_What this task involves_.
Output all the data below verbatim.

Extracts from a graphics dataset:
_____

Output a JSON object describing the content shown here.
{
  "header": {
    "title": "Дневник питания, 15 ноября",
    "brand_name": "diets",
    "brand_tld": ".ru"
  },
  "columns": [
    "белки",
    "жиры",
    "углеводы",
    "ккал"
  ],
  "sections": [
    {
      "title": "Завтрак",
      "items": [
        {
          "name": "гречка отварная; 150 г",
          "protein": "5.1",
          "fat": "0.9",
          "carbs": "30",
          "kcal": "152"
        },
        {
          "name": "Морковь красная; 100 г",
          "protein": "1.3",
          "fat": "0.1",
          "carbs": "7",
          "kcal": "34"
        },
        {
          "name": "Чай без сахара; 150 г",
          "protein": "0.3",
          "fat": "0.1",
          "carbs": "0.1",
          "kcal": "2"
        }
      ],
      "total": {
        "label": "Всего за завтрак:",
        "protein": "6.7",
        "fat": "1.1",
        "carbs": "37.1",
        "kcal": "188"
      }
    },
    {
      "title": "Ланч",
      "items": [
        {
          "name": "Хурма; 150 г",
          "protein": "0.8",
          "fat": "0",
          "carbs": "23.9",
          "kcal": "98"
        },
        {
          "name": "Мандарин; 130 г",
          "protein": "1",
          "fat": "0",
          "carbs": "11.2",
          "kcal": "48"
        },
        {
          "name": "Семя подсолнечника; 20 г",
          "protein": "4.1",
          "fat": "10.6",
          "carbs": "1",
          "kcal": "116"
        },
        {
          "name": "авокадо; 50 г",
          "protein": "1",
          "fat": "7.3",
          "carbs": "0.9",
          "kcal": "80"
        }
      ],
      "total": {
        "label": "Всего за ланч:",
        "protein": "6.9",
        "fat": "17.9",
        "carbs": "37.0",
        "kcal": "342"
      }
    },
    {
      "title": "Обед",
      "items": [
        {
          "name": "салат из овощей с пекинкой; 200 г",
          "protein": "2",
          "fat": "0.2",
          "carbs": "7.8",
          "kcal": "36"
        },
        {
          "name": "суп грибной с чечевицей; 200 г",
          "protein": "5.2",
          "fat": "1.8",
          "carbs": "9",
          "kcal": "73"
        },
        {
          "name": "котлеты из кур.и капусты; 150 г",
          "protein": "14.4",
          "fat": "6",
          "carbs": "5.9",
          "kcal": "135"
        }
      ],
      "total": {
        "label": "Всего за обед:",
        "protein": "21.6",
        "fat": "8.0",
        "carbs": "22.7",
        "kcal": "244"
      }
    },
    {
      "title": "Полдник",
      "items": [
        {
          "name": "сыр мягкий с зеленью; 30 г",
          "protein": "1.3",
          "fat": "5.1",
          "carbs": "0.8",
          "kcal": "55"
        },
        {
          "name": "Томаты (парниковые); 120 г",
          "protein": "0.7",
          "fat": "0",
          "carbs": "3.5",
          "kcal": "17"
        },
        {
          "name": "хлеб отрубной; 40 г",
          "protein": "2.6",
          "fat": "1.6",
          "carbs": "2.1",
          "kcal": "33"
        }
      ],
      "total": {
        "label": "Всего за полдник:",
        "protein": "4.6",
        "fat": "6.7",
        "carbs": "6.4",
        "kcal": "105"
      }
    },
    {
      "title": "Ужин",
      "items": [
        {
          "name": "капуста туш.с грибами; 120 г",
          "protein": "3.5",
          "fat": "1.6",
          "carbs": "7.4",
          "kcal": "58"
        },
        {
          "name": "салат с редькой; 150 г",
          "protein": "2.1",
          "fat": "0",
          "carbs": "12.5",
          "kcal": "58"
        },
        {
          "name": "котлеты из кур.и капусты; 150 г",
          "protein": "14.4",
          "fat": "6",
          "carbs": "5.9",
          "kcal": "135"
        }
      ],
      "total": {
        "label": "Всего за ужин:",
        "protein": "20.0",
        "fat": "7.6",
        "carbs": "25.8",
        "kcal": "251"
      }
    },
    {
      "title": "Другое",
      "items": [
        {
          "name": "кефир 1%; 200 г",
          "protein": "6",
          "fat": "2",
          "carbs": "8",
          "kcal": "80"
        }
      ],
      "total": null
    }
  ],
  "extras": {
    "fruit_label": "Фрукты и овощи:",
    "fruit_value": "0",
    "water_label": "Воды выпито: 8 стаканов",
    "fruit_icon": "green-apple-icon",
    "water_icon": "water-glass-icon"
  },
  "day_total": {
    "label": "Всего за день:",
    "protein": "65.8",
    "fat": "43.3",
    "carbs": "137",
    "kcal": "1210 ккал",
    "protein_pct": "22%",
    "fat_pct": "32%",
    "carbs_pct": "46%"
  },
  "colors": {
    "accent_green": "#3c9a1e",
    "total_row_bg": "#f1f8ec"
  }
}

_____

_Response_.
Output a JSON object describing the content shown here.
{
  "header": {
    "title": "Дневник питания, 15 ноября",
    "brand_name": "diets",
    "brand_tld": ".ru"
  },
  "columns": [
    "белки",
    "жиры",
    "углеводы",
    "ккал"
  ],
  "sections": [
    {
      "title": "Завтрак",
      "items": [
        {
          "name": "гречка отварная; 150 г",
          "protein": "5.1",
          "fat": "0.9",
          "carbs": "30",
          "kcal": "152"
        },
        {
          "name": "Морковь красная; 100 г",
          "protein": "1.3",
          "fat": "0.1",
          "carbs": "7",
          "kcal": "34"
        },
        {
          "name": "Чай без сахара; 150 г",
          "protein": "0.3",
          "fat": "0.1",
          "carbs": "0.1",
          "kcal": "2"
        }
      ],
      "total": {
        "label": "Всего за завтрак:",
        "protein": "6.7",
        "fat": "1.1",
        "carbs": "37.1",
        "kcal": "188"
      }
    },
    {
      "title": "Ланч",
      "items": [
        {
          "name": "Хурма; 150 г",
          "protein": "0.8",
          "fat": "0",
          "carbs": "23.9",
          "kcal": "98"
        },
        {
          "name": "Мандарин; 130 г",
          "protein": "1",
          "fat": "0",
          "carbs": "11.2",
          "kcal": "48"
        },
        {
          "name": "Семя подсолнечника; 20 г",
          "protein": "4.1",
          "fat": "10.6",
          "carbs": "1",
          "kcal": "116"
        },
        {
          "name": "авокадо; 50 г",
          "protein": "1",
          "fat": "7.3",
          "carbs": "0.9",
          "kcal": "80"
        }
      ],
      "total": {
        "label": "Всего за ланч:",
        "protein": "6.9",
        "fat": "17.9",
        "carbs": "37.0",
        "kcal": "342"
      }
    },
    {
      "title": "Обед",
      "items": [
        {
          "name": "салат из овощей с пекинкой; 200 г",
          "protein": "2",
          "fat": "0.2",
          "carbs": "7.8",
          "kcal": "36"
        },
        {
          "name": "суп грибной с чечевицей; 200 г",
          "protein": "5.2",
          "fat": "1.8",
          "carbs": "9",
          "kcal": "73"
        },
        {
          "name": "котлеты из кур.и капусты; 150 г",
          "protein": "14.4",
          "fat": "6",
          "carbs": "5.9",
          "kcal": "135"
        }
      ],
      "total": {
        "label": "Всего за обед:",
        "protein": "21.6",
        "fat": "8.0",
        "carbs": "22.7",
        "kcal": "244"
      }
    },
    {
      "title": "Полдник",
      "items": [
        {
          "name": "сыр мягкий с зеленью; 30 г",
          "protein": "1.3",
          "fat": "5.1",
          "carbs": "0.8",
          "kcal": "55"
        },
        {
          "name": "Томаты (парниковые); 120 г",
          "protein": "0.7",
          "fat": "0",
          "carbs": "3.5",
          "kcal": "17"
        },
        {
          "name": "хлеб отрубной; 40 г",
          "protein": "2.6",
          "fat": "1.6",
          "carbs": "2.1",
          "kcal": "33"
        }
      ],
      "total": {
        "label": "Всего за полдник:",
        "protein": "4.6",
        "fat": "6.7",
        "carbs": "6.4",
        "kcal": "105"
      }
    },
    {
      "title": "Ужин",
      "items": [
        {
          "name": "капуста туш.с грибами; 120 г",
          "protein": "3.5",
          "fat": "1.6",
          "carbs": "7.4",
          "kcal": "58"
        },
        {
          "name": "салат с редькой; 150 г",
          "protein": "2.1",
          "fat": "0",
          "carbs": "12.5",
          "kcal": "58"
        },
        {
          "name": "котлеты из кур.и капусты; 150 г",
          "protein": "14.4",
          "fat": "6",
          "carbs": "5.9",
          "kcal": "135"
        }
      ],
      "total": {
        "label": "Всего за ужин:",
        "protein": "20.0",
        "fat": "7.6",
        "carbs": "25.8",
        "kcal": "251"
      }
    },
    {
      "title": "Другое",
      "items": [
        {
          "name": "кефир 1%; 200 г",
          "protein": "6",
          "fat": "2",
          "carbs": "8",
          "kcal": "80"
        }
      ],
      "total": null
    }
  ],
  "extras": {
    "fruit_label": "Фрукты и овощи:",
    "fruit_value": "0",
    "water_label": "Воды выпито: 8 стаканов",
    "fruit_icon": "green-apple-icon",
    "water_icon": "water-glass-icon"
  },
  "day_total": {
    "label": "Всего за день:",
    "protein": "65.8",
    "fat": "43.3",
    "carbs": "137",
    "kcal": "1210 ккал",
    "protein_pct": "22%",
    "fat_pct": "32%",
    "carbs_pct": "46%"
  },
  "colors": {
    "accent_green": "#3c9a1e",
    "total_row_bg": "#f1f8ec"
  }
}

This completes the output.